WORK TO DO
Read the listing below and copy out every line that holds "title".
---------- DATASET RECORDS
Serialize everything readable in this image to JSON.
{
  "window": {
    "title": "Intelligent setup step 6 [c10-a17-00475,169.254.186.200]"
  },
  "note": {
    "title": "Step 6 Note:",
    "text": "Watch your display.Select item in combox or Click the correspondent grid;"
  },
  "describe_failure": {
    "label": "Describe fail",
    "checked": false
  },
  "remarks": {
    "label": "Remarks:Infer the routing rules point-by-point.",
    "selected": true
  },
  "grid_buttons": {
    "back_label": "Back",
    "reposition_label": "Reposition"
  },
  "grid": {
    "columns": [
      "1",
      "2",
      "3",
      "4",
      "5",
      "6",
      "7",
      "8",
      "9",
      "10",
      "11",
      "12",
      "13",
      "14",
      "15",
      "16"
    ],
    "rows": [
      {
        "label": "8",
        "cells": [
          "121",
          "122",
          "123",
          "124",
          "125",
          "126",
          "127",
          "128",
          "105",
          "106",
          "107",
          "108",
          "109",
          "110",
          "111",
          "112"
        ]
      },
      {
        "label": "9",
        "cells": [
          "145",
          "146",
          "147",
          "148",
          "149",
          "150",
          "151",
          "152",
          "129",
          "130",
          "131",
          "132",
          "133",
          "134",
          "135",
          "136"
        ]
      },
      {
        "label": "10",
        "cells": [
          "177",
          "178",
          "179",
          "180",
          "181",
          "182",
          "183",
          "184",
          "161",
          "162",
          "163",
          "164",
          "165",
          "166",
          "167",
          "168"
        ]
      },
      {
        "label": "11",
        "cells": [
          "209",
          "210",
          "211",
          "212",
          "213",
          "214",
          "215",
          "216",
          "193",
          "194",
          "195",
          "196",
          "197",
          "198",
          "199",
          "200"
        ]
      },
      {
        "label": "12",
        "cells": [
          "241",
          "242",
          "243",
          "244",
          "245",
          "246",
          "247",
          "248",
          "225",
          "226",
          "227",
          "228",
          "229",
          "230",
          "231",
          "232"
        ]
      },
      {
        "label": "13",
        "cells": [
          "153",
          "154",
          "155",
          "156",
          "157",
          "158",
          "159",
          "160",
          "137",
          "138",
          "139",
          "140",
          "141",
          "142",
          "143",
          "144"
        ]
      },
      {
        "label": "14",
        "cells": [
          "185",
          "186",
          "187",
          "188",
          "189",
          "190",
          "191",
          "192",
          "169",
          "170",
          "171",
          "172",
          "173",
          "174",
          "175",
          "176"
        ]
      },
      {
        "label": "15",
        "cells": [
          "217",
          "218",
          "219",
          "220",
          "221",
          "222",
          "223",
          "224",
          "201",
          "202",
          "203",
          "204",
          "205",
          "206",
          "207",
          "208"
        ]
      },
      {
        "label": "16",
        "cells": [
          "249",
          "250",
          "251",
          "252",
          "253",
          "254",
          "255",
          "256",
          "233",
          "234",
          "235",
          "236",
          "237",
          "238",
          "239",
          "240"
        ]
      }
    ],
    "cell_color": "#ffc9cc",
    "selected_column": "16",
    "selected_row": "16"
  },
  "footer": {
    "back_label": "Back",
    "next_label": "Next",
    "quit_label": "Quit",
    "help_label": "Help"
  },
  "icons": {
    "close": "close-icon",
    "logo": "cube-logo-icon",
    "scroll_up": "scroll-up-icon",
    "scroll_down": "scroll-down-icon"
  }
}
--------------------
FINAL RESULT
    "title": "Intelligent setup step 6 [c10-a17-00475,169.254.186.200]"
    "title": "Step 6 Note:",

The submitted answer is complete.